### The task
Give only a count of the lines that include the string "name".

[Figure collection entries]
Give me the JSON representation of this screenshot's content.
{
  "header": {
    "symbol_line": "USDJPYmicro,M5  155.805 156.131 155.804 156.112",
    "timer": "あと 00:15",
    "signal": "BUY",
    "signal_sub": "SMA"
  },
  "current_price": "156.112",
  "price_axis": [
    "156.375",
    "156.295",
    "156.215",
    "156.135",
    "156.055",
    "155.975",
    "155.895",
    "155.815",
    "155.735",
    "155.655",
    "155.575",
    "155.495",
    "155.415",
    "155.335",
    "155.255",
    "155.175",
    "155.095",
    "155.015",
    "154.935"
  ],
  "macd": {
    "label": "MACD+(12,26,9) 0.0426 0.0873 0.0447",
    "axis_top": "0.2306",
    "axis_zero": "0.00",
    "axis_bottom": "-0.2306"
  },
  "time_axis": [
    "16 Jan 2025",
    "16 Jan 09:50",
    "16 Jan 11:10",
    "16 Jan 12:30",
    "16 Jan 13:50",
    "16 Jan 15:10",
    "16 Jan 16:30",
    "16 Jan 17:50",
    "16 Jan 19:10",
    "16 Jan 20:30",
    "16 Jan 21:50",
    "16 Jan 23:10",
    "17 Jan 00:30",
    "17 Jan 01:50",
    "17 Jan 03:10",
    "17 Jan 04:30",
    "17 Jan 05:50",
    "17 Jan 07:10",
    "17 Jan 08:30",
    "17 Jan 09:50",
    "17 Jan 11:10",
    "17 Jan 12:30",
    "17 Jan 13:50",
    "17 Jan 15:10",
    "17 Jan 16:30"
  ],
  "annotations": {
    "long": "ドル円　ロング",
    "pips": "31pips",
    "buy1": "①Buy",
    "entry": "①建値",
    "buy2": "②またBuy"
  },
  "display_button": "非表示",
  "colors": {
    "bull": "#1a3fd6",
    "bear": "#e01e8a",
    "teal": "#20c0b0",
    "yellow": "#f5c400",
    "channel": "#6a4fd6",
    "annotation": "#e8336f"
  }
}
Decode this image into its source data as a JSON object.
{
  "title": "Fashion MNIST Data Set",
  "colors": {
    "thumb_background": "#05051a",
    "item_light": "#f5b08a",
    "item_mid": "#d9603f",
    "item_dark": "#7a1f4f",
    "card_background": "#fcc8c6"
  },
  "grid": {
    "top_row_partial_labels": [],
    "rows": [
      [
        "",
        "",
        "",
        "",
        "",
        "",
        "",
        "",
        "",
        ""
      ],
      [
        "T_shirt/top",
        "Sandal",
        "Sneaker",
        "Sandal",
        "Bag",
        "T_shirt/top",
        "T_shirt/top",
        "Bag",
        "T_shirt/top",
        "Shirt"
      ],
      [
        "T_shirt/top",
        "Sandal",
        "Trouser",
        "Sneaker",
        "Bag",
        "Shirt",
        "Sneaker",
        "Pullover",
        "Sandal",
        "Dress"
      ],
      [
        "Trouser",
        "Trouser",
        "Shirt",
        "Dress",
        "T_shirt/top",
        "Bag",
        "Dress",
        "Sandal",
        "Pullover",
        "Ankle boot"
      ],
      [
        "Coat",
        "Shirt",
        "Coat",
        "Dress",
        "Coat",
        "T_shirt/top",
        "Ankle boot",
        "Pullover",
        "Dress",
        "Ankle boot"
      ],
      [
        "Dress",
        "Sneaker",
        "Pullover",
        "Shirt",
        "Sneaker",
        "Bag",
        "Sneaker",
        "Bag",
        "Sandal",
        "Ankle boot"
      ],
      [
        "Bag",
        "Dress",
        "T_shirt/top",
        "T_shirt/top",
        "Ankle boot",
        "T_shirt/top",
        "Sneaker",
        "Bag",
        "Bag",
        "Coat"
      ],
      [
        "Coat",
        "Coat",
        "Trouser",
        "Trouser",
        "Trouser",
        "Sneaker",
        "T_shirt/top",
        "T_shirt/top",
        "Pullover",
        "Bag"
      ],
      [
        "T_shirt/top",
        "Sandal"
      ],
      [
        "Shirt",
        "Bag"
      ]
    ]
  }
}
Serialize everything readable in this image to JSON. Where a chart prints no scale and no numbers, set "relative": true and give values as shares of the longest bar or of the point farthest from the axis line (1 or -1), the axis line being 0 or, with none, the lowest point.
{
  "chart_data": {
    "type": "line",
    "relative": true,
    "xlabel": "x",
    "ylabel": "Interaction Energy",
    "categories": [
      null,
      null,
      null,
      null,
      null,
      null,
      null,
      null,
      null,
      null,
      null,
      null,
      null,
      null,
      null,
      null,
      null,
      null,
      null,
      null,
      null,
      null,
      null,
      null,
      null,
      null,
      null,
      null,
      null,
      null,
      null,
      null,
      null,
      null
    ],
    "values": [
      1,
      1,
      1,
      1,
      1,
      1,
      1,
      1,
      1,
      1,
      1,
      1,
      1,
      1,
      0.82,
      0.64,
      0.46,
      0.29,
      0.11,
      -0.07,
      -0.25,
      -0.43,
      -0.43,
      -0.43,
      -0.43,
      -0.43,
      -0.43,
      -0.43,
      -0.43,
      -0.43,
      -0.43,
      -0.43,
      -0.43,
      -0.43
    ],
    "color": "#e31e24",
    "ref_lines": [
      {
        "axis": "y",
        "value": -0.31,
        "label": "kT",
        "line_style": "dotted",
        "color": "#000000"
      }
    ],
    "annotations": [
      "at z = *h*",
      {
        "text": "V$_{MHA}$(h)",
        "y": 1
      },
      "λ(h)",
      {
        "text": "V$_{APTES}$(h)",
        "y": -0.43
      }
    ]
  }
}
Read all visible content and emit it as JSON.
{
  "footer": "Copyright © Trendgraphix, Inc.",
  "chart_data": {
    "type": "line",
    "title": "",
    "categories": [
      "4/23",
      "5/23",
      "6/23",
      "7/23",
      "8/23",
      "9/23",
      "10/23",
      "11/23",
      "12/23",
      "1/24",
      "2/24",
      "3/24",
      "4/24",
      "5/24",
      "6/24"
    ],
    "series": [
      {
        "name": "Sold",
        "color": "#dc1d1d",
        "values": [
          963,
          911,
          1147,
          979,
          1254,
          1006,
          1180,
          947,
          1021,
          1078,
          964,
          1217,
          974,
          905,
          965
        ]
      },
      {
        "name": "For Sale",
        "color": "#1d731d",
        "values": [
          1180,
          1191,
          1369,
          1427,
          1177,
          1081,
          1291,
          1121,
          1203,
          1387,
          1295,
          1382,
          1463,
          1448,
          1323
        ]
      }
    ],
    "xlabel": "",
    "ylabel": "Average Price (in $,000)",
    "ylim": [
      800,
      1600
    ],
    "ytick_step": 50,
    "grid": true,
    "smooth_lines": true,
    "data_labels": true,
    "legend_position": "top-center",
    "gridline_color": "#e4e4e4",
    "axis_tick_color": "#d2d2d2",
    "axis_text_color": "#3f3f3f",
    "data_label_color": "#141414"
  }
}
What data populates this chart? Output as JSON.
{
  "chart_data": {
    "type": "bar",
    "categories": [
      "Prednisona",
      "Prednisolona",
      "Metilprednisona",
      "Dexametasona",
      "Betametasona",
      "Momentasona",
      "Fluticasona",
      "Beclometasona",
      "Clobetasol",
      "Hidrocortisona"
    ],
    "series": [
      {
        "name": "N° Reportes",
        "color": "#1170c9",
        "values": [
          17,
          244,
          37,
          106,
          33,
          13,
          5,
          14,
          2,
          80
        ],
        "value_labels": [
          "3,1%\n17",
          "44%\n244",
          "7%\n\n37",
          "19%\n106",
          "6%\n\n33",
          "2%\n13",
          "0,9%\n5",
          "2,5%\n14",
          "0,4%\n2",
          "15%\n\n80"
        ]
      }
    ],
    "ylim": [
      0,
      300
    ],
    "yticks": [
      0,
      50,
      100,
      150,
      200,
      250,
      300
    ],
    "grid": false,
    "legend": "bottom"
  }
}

### Written solution
3